Exercise details >>
Locate every line in the data below that contains the string "plot", and copy each such line in full.

Dataset records >>
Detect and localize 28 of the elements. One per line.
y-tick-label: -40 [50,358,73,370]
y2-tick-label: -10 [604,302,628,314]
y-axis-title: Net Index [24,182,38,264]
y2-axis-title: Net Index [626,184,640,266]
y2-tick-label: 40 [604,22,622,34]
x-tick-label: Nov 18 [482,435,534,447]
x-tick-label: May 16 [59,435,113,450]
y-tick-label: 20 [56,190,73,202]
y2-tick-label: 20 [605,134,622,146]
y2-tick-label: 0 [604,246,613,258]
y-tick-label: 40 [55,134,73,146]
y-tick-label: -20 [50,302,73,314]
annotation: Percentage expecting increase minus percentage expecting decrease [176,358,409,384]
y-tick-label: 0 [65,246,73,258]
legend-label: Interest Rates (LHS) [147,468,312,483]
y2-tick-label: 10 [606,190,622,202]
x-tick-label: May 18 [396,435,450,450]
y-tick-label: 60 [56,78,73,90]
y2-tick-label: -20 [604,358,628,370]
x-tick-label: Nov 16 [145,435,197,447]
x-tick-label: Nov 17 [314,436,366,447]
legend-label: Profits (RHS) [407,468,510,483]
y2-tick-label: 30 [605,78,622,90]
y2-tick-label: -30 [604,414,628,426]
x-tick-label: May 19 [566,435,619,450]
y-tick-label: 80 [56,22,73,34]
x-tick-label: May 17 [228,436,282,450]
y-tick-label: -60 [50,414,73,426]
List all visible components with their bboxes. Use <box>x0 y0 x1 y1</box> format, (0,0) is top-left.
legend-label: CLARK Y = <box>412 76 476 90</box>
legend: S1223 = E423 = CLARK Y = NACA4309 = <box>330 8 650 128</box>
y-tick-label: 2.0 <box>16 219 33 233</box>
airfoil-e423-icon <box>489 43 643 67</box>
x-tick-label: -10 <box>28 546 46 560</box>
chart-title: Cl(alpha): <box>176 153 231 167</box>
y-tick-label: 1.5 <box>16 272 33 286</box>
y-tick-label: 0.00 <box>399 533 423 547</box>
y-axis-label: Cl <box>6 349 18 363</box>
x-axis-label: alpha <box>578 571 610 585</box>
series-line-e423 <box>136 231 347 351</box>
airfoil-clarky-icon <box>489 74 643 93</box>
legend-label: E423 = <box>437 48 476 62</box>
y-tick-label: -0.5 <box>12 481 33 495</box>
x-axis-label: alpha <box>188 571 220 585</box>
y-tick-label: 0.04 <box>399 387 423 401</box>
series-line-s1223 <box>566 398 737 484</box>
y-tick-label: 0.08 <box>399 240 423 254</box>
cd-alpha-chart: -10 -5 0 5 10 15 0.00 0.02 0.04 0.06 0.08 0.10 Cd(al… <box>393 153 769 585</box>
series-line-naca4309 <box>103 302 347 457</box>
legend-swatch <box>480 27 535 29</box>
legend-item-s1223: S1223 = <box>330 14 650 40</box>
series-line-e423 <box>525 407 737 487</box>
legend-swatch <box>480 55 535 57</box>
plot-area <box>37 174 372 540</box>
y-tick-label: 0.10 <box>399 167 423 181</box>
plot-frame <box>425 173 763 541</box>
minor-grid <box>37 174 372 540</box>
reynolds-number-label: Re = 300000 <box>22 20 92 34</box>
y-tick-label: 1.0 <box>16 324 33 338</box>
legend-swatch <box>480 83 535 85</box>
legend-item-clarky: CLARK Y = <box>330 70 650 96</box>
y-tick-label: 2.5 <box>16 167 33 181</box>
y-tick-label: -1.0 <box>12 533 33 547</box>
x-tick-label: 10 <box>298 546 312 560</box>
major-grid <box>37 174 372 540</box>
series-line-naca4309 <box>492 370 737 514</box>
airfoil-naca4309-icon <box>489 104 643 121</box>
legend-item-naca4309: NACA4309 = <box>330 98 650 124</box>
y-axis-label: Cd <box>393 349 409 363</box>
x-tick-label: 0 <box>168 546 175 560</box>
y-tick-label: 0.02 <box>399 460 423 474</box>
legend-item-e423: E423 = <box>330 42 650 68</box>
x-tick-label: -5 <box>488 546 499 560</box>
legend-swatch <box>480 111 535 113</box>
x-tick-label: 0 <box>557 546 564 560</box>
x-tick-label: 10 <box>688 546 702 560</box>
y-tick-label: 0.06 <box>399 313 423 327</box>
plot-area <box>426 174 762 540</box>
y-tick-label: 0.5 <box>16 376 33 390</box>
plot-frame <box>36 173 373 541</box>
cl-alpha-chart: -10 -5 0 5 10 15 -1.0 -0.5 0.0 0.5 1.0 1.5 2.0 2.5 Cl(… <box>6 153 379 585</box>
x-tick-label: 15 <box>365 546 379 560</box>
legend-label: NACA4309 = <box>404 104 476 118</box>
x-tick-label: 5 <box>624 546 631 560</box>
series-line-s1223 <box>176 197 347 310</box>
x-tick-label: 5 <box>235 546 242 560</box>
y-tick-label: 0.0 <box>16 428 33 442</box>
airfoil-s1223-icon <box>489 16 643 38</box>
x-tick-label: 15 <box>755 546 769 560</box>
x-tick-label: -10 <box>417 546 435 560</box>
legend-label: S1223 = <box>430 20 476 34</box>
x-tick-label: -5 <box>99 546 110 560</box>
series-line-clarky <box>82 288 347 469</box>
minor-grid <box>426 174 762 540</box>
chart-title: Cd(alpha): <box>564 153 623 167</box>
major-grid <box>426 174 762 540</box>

Answer for the task >>
plot-area <box>37 174 372 540</box>
plot-frame <box>425 173 763 541</box>
plot-area <box>426 174 762 540</box>
plot-frame <box>36 173 373 541</box>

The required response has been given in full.